Among the records below, find each line that includes the string "bellum" and copy it.

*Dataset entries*

##############################

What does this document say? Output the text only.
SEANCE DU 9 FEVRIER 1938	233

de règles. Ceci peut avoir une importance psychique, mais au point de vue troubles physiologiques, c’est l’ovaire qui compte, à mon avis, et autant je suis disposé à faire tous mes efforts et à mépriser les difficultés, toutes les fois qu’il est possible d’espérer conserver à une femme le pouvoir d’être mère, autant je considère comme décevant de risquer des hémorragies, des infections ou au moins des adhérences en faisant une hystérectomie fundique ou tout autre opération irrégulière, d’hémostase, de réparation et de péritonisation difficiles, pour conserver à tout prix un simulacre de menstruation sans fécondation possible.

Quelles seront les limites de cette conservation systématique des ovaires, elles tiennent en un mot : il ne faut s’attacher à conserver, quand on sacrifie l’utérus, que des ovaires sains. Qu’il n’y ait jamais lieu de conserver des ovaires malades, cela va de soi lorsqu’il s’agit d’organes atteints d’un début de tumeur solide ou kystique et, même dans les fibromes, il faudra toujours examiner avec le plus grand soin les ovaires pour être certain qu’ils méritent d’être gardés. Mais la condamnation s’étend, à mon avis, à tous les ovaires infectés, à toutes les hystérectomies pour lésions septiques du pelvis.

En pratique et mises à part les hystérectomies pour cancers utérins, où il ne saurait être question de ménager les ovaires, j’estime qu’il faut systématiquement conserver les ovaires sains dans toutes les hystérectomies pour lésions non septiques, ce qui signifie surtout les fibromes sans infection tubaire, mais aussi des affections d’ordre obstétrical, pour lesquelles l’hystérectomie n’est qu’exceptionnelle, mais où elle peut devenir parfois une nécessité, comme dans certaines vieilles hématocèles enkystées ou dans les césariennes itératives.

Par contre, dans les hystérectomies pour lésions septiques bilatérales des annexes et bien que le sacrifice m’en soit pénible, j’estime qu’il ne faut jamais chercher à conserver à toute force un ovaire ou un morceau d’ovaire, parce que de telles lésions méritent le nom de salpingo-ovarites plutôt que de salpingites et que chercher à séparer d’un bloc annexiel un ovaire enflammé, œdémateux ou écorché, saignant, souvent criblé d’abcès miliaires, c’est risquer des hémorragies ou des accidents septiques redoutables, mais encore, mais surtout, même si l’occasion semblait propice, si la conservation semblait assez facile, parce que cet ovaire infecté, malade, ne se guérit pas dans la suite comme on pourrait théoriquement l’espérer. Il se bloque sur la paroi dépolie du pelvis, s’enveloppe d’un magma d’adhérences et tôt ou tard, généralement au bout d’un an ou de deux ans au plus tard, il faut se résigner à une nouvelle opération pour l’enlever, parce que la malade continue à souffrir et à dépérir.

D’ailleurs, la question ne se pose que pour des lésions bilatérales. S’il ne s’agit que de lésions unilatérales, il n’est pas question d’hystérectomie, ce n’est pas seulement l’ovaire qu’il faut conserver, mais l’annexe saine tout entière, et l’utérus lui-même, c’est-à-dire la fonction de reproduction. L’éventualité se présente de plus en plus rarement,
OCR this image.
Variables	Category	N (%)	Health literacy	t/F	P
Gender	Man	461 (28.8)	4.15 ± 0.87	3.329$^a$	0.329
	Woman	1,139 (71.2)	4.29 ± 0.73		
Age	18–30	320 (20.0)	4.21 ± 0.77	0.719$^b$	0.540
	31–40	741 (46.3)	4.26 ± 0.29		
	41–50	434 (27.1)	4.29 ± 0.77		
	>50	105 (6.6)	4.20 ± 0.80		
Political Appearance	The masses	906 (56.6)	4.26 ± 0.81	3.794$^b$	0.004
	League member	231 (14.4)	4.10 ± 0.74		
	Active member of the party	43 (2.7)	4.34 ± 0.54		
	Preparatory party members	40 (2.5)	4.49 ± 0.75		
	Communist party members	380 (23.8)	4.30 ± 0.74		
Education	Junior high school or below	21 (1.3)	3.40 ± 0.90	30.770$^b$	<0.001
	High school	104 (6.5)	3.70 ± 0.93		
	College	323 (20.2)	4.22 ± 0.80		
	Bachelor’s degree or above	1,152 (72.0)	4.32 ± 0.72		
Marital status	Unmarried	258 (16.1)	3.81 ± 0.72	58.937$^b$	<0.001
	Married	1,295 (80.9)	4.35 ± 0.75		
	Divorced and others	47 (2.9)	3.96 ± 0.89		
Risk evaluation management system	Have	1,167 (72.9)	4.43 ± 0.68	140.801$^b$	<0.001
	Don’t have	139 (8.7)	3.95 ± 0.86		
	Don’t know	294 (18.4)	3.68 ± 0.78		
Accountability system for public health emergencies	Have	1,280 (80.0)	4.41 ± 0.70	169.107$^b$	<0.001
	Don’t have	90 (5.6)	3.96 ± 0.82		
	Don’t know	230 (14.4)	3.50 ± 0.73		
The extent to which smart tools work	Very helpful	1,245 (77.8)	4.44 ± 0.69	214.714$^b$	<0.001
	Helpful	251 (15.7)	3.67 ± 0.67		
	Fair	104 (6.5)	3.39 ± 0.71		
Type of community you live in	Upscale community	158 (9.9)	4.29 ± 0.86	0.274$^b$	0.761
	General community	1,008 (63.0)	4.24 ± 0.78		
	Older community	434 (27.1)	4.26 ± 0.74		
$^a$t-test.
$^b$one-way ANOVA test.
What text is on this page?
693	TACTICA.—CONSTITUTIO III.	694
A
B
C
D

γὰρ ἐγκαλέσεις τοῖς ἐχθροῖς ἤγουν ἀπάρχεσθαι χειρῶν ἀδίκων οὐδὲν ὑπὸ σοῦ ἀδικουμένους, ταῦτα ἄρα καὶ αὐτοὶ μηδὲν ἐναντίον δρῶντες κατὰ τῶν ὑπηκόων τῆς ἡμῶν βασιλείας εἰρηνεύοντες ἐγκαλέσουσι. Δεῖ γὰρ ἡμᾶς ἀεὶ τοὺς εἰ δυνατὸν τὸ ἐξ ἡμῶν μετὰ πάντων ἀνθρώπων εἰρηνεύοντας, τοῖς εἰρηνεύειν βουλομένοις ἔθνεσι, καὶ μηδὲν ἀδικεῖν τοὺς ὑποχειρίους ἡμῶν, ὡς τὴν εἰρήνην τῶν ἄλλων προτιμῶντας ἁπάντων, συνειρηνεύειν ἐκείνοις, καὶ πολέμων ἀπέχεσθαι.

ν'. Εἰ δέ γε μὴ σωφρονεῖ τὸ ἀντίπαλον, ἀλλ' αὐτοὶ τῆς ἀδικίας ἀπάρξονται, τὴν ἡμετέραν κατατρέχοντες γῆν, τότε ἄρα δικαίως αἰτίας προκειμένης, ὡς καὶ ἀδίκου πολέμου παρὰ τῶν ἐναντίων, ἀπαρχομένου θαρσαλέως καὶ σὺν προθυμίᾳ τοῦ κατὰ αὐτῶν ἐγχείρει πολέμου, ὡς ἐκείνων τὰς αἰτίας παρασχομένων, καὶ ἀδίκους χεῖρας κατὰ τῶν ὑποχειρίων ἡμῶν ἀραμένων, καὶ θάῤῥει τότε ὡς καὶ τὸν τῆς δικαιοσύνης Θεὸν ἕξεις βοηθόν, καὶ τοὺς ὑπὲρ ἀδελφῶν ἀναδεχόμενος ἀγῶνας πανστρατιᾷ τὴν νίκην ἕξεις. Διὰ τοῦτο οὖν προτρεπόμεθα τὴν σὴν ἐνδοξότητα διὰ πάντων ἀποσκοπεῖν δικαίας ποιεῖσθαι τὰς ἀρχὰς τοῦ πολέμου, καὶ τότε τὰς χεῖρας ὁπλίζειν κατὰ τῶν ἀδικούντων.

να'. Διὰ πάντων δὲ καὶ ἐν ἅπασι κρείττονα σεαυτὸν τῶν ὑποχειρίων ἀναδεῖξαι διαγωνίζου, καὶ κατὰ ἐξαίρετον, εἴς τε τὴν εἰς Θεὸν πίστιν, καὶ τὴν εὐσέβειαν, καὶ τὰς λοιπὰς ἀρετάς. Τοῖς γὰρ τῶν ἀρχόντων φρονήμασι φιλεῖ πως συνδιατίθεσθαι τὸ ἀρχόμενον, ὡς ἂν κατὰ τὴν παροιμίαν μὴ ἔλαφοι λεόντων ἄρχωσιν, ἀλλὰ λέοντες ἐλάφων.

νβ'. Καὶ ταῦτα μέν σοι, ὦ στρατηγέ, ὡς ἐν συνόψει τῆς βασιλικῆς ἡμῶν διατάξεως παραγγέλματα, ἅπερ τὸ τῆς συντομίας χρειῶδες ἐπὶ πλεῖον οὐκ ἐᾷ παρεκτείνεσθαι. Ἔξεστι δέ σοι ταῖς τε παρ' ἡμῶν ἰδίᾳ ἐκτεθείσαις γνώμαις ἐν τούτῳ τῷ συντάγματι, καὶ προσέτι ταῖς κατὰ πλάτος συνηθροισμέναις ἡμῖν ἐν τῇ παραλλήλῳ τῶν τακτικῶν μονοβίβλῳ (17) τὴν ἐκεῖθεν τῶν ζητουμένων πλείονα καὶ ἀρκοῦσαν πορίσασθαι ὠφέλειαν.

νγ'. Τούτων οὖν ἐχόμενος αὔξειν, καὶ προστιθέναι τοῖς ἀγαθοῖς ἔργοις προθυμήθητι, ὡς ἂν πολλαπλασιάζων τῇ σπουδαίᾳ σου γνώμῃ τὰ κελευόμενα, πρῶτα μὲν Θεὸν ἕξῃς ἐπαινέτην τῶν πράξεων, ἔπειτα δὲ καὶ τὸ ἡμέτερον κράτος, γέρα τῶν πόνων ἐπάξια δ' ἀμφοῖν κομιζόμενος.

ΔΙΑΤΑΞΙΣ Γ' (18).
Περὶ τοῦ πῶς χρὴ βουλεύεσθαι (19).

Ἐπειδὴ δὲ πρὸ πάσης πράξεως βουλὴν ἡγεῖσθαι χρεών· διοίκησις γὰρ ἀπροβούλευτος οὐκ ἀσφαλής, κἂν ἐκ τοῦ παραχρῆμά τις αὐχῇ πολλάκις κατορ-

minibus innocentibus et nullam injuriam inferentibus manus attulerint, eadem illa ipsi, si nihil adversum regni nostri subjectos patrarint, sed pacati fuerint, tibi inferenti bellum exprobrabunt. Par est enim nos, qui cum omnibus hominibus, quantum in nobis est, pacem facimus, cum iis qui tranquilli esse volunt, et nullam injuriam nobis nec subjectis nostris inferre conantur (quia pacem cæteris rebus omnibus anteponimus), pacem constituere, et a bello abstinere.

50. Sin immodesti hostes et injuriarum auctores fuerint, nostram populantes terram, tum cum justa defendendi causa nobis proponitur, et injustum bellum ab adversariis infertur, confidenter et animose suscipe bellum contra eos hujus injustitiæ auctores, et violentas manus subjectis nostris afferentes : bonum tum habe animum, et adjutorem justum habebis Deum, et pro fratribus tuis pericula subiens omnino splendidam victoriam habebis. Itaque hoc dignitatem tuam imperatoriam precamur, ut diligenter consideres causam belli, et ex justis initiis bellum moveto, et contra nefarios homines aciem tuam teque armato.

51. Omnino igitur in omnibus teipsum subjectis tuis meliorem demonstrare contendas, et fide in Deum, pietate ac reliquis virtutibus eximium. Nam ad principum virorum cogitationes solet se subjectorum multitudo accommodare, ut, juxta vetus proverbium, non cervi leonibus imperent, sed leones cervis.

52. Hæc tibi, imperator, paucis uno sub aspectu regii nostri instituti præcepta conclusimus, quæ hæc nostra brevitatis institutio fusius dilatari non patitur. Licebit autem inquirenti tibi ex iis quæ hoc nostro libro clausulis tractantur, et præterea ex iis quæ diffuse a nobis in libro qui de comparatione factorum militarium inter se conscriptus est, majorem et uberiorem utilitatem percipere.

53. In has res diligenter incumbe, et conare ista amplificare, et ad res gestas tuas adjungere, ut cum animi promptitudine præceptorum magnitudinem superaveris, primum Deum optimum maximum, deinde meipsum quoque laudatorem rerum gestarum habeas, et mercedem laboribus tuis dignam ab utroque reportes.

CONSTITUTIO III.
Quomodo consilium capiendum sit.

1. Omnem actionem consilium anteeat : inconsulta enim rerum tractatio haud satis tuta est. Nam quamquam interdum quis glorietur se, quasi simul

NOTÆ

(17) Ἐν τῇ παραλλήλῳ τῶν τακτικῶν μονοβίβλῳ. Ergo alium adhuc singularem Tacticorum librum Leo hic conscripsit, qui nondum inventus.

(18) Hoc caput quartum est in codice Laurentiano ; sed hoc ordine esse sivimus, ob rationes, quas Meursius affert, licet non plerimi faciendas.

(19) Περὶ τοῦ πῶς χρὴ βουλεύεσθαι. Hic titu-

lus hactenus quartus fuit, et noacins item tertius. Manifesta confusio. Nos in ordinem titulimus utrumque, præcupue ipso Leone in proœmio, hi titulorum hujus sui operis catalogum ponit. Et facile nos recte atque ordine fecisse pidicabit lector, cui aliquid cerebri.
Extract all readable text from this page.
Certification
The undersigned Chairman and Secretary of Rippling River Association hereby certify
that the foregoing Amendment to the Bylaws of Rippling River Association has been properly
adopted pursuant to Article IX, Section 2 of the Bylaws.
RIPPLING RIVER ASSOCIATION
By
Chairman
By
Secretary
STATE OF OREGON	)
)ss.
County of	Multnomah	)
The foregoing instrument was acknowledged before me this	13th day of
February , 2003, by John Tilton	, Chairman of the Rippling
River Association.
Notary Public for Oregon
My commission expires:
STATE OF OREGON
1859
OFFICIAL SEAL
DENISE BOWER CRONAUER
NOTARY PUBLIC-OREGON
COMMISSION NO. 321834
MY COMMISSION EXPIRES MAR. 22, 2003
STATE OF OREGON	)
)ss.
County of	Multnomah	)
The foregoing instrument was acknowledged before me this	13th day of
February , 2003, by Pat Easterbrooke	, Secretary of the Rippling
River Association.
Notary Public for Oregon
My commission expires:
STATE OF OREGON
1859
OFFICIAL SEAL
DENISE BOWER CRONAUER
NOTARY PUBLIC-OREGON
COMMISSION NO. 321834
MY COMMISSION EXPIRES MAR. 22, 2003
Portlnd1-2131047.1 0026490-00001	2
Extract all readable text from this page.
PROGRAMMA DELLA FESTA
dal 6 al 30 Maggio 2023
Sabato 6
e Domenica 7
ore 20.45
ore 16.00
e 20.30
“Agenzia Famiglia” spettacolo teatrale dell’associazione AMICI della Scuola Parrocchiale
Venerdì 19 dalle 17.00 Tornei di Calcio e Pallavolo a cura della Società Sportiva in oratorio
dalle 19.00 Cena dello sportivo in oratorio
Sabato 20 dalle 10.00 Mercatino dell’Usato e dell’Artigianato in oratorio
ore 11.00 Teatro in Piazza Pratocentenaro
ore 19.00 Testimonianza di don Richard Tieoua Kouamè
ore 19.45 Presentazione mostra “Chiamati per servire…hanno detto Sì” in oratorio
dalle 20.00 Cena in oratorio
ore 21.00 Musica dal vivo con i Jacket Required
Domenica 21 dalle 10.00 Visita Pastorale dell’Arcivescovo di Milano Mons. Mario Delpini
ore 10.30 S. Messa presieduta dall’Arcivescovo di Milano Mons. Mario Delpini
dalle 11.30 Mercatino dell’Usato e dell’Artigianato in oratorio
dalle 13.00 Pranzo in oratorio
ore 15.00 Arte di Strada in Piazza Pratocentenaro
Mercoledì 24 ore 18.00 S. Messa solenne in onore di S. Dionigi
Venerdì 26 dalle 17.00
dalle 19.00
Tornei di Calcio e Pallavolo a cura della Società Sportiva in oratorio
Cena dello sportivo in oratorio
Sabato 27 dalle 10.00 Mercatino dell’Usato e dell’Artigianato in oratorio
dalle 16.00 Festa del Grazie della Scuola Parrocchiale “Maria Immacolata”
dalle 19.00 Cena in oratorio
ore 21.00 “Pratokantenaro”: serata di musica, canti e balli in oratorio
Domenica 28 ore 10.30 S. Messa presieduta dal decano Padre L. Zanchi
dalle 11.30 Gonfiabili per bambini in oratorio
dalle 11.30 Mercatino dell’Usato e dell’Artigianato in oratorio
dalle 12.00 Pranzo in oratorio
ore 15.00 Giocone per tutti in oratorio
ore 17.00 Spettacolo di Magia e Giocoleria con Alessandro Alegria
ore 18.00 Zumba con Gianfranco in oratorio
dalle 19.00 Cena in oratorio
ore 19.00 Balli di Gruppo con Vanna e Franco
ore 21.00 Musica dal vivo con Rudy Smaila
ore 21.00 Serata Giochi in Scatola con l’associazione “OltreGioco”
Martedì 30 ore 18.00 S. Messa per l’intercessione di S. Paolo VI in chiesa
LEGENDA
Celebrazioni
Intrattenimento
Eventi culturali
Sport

##############################

*Result for this task*
minibus innocentibus et nullam injuriam inferentibus manus attulerint, eadem illa ipsi, si nihil adversum regni nostri subjectos patrarint, sed pacati fuerint, tibi inferenti bellum exprobrabunt. Par est enim nos, qui cum omnibus hominibus, quantum in nobis est, pacem facimus, cum iis qui tranquilli esse volunt, et nullam injuriam nobis nec subjectis nostris inferre conantur (quia pacem cæteris rebus omnibus anteponimus), pacem constituere, et a bello abstinere.
50. Sin immodesti hostes et injuriarum auctores fuerint, nostram populantes terram, tum cum justa defendendi causa nobis proponitur, et injustum bellum ab adversariis infertur, confidenter et animose suscipe bellum contra eos hujus injustitiæ auctores, et violentas manus subjectis nostris afferentes : bonum tum habe animum, et adjutorem justum habebis Deum, et pro fratribus tuis pericula subiens omnino splendidam victoriam habebis. Itaque hoc dignitatem tuam imperatoriam precamur, ut diligenter consideres causam belli, et ex justis initiis bellum moveto, et contra nefarios homines aciem tuam teque armato.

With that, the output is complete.